**Stated goal**
Write out all entries word for word.

▶

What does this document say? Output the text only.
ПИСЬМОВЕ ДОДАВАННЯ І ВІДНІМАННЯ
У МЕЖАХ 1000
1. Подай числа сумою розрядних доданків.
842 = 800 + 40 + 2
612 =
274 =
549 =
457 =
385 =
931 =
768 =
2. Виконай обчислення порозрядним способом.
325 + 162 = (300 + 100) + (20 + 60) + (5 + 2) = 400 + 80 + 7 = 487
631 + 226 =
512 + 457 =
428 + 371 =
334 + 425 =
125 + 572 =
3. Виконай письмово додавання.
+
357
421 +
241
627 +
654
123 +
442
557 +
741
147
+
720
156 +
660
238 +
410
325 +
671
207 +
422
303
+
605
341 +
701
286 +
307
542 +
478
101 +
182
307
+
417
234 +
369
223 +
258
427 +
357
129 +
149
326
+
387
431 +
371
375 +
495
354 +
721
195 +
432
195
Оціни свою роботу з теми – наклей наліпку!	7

◀

**Problem solution**
What does this document say? Output the text only.
ПИСЬМОВЕ ДОДАВАННЯ І ВІДНІМАННЯ
У МЕЖАХ 1000
1. Подай числа сумою розрядних доданків.
842 = 800 + 40 + 2
612 =
274 =
549 =
457 =
385 =
931 =
768 =
2. Виконай обчислення порозрядним способом.
325 + 162 = (300 + 100) + (20 + 60) + (5 + 2) = 400 + 80 + 7 = 487
631 + 226 =
512 + 457 =
428 + 371 =
334 + 425 =
125 + 572 =
3. Виконай письмово додавання.
+
357
421 +
241
627 +
654
123 +
442
557 +
741
147
+
720
156 +
660
238 +
410
325 +
671
207 +
422
303
+
605
341 +
701
286 +
307
542 +
478
101 +
182
307
+
417
234 +
369
223 +
258
427 +
357
129 +
149
326
+
387
431 +
371
375 +
495
354 +
721
195 +
432
195
Оціни свою роботу з теми – наклей наліпку!	7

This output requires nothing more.